- _原文_
################

なお、現在のLiVESのマルチトラックモードは、KdenliveやOpenShotと比べ操作性が劣ります。そのため、ノンリニアビデオ編集は他のソフトウェアで行い、成果をLiVESのクリップとして登録、以降で扱うライブパフォーマンス機能につなげるという使い分けをおすすめします。

クリップエディターモード

ライブパフォーマンスのためのモードがクリップエディタモードです。クリップエディターモードで押さえておく点は、クリップの登録方法とパフォーマンス開始方法、そしてリアルタイムエフェクトマップとその適用方法です。順に見て行きましょう。

クリップの登録方法

メニュー「ファイル」から選んでいきます。ファイルシステムに保存してあるファイルを登録したり、光学メディアからのインポートなどを行います。

これに加えて、項目「ウェブカメラ/TVカードの追加⁠⁠→⁠Unicapデバイスの追加」とたどると、現在システムで使用可能なウェブカメラやビデオキャプチャーボードからのビデオ入力をクリップとして登録することができます。この際、パッケージ「libunicap2-dev」がシステムにインストールされている必要があります。ビデオ入力デバイスが認識されない場合はこのパッケージのインストールを確認してください。

図7 ウェブカメラやビデオキャプチャーボードの登録
図7 ウェブカメラやビデオキャプチャーボードの登録

登録したクリップの一覧は、メニュー「クリップ」から確認することができます。LiVESではクリップのまとまりを「クリップセット」と呼んでいます。クリップセットは保存と再利用が可能です。保存するにはメニュー「ファイル⁠⁠、⁠全クリップを保存して閉じる」とたどります。再利用はメニュー「ファイル」「クリップセットの再読み込み」を選択 してください。 再利用はメニュー「ファイル」「クリップセットの再読み込み」を選択してください。

図8 クリップセットの一覧
図8 クリップセットの一覧

ライブパフォーマンス開始方法

ライブパフォーマンスを開始するには、メニューバーの右の方にある三角の再生アイコンをクリックします。四角がふたつ並んだアイコンは、プレビューウィンドウをメインウィンドウから分離するためのものです。ディスプレイが複数あるシステムであれば、パフォーマンスを見せたいディスプレイにプレビューウィンドウを配置するとよいでしょう。

この他にも停止やループ、巻き戻しを行うアイコンがあります。また、キーボードショートカットで同等の操作を行うこともできます。キーボードショートカットに関しては後述します。

図9 停止状態のプレビューウィンドウ
図9 停止状態のプレビューウィンドウ

リアルタイムエフェクトマップ

リアルタイムに適用することのできるエフェクトの一覧がエフェクトマップです。クリップエディターのメニュー「VJ⁠⁠→⁠リアルタイムエフェクトマップ」とたどって表示します。

図10 リアルタイムエフェクトマップ
図10 リアルタイムエフェクトマップ

エフェクトマップは縦8列、横9行の配列となっており、計72のリアルタイムエフェクトを登録できます[2]⁠。ライブパフォーマンスではクリップを切り替えつつ、このエフェクトマップの中からエフェクトを適用していくことになります。エフェクトの適用はマウス操作でも行えますが、後述するキーボードショートカットや入力デバイスを併用すると、より気持よく操作することができるでしょう。

################

- _行の抜粋_
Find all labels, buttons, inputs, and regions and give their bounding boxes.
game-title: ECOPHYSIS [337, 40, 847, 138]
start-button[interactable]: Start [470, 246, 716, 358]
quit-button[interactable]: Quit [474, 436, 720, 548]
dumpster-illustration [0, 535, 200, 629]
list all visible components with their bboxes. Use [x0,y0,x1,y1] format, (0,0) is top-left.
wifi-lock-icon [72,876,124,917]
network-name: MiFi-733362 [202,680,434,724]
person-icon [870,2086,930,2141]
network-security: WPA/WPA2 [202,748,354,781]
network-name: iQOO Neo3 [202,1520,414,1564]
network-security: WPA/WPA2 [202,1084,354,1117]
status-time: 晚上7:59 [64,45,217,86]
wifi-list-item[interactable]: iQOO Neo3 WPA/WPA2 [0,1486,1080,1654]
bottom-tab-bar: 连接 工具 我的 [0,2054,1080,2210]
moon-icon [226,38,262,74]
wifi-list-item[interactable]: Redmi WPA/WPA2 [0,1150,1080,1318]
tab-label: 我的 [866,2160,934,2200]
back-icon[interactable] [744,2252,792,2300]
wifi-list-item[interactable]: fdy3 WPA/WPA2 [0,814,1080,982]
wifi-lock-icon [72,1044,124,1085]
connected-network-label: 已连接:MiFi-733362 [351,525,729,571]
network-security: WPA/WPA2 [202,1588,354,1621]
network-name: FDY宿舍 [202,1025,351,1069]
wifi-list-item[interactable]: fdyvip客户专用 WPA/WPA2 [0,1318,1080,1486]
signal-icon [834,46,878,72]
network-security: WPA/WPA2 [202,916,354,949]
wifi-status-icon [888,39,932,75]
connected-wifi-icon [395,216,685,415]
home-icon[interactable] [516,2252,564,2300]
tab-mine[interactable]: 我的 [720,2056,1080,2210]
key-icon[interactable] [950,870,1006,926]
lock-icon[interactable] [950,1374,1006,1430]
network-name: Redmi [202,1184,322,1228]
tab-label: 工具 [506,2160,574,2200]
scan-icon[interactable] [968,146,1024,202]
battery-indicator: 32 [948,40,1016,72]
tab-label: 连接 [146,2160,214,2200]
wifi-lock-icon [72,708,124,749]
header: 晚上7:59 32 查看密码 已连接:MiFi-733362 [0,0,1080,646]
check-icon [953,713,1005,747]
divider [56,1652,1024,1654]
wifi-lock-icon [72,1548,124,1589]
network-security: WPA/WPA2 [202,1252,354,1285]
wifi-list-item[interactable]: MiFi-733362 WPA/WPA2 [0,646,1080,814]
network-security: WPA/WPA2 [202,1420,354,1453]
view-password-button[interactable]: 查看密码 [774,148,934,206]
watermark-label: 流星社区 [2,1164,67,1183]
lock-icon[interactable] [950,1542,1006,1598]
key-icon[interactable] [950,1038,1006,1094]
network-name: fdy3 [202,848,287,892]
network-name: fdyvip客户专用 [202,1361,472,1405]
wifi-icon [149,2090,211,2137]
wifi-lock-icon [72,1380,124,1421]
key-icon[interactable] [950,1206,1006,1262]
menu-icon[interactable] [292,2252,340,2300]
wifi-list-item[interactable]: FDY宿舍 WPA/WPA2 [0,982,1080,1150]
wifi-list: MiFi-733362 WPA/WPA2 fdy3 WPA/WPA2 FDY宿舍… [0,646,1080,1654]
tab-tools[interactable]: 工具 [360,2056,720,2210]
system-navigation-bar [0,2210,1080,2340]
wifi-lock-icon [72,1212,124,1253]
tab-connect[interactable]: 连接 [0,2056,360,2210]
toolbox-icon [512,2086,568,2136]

################

- _取り組む課題_
LiVESの解説文を、示された最後の文の続きから書き継ぐこと。 これらの行は、LiVESの解説文とは別の資料である。

- _課題の結果_
図11 パフォーマンスの一部
図11 パフォーマンスの一部

キーボードショートカット

キーボードショートカットの一覧は、メニュー「VJ⁠⁠、⁠VJキーの表示」で表示することができます。

図12 エディターモードのキーボードショートカット操作一覧
図12 エディターモードのキーボードショートカット操作一覧

主要な操作は以下となります。

コントロールキーと数字1~9
リアルタイムエフェクトマップの対応する番号を適用します。すでに適用されていたらオフにします。
コントロールキーと数字0
適用されているすべてのリアルタイムエフェクトをオフにします。
Kキー
最後に適用したリアルタイムエフェクトにフォーカスします。
Mキー
Kキーでフォーカスしたリアルタイムエフェクトの一つ下のエフェクトを適用します。
コントロールキーとPageUp
次のクリップに切り替えます。リアルタイムエフェクトは維持されます。
コントロールキーとPageDoen
前のクリップに切り替えます。リアルタイムエフェクトは維持されます。
F1~F11キー
現在のクリップをブックマークします。他のクリップを使っている際にこのキーを押すことで、ブックマークしたキーに戻ることができます
F12キー
ブックマークをクリアします

プレビューウィンドウに関する操作へのショートカットも表示されていますので、主だったものを以下に示します。

Pキー
再生を開始します
Qキー
再生を終了します
Sキー
プレビューウィンドウとメインウィンドウを分離します

ジョイスティックやMIDIコントローラーの利用

ジョイスティックやMIDIコントローラーなどのハードウェアを使ってLiVESをコントロールすることもできます。

設定するにはメニュー「ツール⁠⁠、⁠設定」とたどって設定ウィンドウを開き、項目「MIDI/ジョイスティック登録」を表示します。

ジョイスティックの登録にはLinuxのキャラクターデバイスに関する知識が必要となります。例えばジョイスティックの場合は/dev/input/js0を登録することになるでしょう。

MIDIコントローラーの登録にはALSAに関する知識が必要となります。この際、シーケンサー機能を利用すると登録の手間なくそのまま使うことができます。ただしこの場合、本連載の第149回第150回を参照し、ソフトウェアのMIDIポート間を接続する作業を行なってください。

コントローラーの入力信号と実際の動作の紐付けは、メニュー「VJ⁠⁠、⁠MIDI/ジョイスティックインターフェイス⁠⁠、⁠MIDI/ジョイスティックの登録」とたどって表示される画面から行います。もしデバイスからの信号がちゃんとLiVESに届いたなら、その信号が画面に表示されます。割り当てたい動作をプルダウンリストから選択してください。

図13 ジョイスティックからの入力信号を紐付した例。ここではElecom社のJC-U3016を用いた
図13 ジョイスティックからの入力信号を紐付した例。ここではElecom社のJC-U3016を用いた
図14 MIDIコントローラーからの入力信号を紐付けした例。本連載の第150回に登場したMIDIコントローラー、Roland/Edirol PCR-M30を用いた
図14 MIDIコントローラーからの入力信号を紐付けした例。本連載の第150回に登場したMIDIコントローラー、Roland/Edirol PCR-M30を用いた

まとめ

筆者の予定では、LiVESの映像出力をビデオループバックデバイスを通じてUstreamやニコニコ動画などのネットストリーミングサービスで配信するところまでを扱うつもりでしたが、LiVESにバグがあり今回は断念しました。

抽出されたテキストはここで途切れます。